▶ **What you should do**:
Extract each line from the entries below that has the string "peditem" in it.

▶ **Given records**:
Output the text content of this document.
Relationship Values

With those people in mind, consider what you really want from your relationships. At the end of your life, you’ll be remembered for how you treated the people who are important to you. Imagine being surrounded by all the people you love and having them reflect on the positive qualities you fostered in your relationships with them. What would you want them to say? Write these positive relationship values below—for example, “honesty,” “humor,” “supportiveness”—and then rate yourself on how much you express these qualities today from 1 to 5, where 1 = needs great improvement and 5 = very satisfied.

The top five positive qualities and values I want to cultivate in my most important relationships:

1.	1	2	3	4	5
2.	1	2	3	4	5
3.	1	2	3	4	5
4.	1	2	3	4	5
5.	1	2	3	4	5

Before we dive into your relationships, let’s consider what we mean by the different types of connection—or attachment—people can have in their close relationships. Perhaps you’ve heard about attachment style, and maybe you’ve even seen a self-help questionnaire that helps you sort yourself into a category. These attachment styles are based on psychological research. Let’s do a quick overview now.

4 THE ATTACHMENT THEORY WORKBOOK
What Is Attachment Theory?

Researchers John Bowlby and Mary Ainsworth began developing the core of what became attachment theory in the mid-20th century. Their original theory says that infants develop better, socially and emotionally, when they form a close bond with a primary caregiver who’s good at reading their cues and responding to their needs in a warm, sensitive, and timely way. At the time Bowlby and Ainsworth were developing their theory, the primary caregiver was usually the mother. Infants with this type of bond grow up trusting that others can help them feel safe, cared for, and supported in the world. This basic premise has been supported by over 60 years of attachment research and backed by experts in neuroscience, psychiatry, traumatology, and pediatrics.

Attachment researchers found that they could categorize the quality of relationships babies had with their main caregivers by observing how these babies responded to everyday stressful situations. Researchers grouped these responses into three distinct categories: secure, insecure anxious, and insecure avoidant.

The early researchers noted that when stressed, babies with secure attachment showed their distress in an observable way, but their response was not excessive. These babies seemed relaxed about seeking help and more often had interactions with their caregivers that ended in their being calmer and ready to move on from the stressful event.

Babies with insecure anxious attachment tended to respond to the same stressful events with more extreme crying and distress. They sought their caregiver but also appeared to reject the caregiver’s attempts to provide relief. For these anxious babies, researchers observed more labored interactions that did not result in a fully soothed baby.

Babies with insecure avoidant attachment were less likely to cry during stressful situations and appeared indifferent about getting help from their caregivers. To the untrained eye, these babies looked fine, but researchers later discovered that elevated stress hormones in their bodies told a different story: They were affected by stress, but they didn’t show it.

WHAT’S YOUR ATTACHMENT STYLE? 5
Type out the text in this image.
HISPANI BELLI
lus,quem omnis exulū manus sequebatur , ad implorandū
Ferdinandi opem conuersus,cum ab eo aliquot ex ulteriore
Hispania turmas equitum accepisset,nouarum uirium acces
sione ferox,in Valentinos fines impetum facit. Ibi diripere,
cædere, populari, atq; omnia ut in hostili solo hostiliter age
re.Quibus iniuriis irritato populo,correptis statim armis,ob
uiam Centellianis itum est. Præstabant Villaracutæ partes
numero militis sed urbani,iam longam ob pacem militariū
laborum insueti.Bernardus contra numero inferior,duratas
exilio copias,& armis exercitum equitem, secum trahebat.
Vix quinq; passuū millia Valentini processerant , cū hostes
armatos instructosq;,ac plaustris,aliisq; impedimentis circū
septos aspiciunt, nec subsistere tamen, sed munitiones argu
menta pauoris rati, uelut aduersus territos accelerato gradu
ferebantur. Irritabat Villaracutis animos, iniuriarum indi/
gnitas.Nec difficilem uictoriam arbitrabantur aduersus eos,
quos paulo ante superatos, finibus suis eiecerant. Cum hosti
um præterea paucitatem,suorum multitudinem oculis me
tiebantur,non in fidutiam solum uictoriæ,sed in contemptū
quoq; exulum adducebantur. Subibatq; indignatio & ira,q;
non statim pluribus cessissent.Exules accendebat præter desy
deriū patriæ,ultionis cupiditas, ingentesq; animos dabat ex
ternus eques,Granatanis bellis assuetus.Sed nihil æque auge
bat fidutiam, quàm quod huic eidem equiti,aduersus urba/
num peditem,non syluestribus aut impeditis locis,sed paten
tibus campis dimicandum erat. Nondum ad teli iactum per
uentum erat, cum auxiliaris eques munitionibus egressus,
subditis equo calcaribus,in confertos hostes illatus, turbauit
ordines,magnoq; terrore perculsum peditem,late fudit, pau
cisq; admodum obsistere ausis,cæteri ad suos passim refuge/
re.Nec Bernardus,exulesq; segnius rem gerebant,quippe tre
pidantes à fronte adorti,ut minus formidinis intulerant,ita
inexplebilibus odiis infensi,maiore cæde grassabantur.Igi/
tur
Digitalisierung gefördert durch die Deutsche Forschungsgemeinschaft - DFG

▶ **Result for this exercise**:
num peditem,non syluestribus aut impeditis locis,sed paten
ordines,magnoq; terrore perculsum peditem,late fudit, pau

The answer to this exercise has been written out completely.